What needs to be done:
Pull out from the material below all lines with "Белугина".

# Supplied records start

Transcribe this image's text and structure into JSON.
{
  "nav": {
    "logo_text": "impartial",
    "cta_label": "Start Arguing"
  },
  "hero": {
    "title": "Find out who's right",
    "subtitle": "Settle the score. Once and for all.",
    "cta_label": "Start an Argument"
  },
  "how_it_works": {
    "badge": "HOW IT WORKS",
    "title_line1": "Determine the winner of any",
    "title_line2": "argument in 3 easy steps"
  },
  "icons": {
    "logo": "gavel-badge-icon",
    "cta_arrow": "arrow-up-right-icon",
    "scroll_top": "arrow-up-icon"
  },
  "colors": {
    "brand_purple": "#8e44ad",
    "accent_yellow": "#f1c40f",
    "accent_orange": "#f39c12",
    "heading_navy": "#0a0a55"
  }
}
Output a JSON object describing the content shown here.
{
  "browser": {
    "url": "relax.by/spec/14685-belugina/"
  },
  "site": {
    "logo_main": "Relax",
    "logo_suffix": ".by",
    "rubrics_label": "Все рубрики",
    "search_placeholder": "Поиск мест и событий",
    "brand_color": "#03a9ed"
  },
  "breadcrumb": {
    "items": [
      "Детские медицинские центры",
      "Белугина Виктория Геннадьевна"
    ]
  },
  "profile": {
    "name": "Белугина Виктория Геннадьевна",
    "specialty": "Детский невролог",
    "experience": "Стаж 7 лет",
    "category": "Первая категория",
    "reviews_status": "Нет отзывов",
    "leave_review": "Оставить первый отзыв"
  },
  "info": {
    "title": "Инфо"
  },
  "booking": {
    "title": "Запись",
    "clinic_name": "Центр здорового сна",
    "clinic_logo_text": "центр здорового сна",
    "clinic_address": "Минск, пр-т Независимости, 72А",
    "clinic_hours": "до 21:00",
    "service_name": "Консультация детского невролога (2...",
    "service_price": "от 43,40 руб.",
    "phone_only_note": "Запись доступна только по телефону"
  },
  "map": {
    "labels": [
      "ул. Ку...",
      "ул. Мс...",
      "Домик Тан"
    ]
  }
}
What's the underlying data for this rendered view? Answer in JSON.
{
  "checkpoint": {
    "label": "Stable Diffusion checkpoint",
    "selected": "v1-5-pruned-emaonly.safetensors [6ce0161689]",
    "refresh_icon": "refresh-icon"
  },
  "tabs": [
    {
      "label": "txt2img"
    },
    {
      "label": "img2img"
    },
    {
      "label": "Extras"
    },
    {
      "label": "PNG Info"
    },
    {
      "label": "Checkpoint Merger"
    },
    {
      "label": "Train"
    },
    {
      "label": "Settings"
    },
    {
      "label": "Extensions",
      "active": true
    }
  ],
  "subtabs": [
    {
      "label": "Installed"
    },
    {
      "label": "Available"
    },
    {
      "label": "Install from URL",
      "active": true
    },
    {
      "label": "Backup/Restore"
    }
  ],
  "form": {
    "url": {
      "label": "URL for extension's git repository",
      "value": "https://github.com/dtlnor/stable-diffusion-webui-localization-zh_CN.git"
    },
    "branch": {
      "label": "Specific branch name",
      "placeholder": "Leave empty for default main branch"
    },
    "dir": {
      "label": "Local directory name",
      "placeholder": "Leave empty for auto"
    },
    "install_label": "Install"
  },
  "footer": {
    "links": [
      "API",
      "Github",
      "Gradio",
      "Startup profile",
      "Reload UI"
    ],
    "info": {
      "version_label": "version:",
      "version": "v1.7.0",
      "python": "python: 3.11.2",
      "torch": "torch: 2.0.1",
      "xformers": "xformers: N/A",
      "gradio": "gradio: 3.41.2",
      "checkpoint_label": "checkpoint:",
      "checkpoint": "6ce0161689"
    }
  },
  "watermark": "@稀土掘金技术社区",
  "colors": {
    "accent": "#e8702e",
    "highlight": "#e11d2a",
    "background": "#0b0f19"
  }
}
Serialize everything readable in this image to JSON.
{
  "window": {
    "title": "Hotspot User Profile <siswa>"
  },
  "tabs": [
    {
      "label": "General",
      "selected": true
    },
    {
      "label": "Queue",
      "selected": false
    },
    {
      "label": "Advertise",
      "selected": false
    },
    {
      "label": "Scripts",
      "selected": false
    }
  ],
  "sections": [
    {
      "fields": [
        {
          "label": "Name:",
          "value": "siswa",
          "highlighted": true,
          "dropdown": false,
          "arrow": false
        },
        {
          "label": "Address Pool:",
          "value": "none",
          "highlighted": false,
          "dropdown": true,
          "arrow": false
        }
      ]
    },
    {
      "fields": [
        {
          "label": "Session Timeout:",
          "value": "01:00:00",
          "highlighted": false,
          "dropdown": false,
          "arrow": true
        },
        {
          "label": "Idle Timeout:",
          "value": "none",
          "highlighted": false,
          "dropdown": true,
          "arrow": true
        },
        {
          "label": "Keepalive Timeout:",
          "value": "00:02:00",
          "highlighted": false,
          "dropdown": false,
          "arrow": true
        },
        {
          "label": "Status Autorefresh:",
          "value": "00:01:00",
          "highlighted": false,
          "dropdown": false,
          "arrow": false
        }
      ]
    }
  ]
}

# Supplied records end

Finished answer:
      "Белугина Виктория Геннадьевна"
    "name": "Белугина Виктория Геннадьевна",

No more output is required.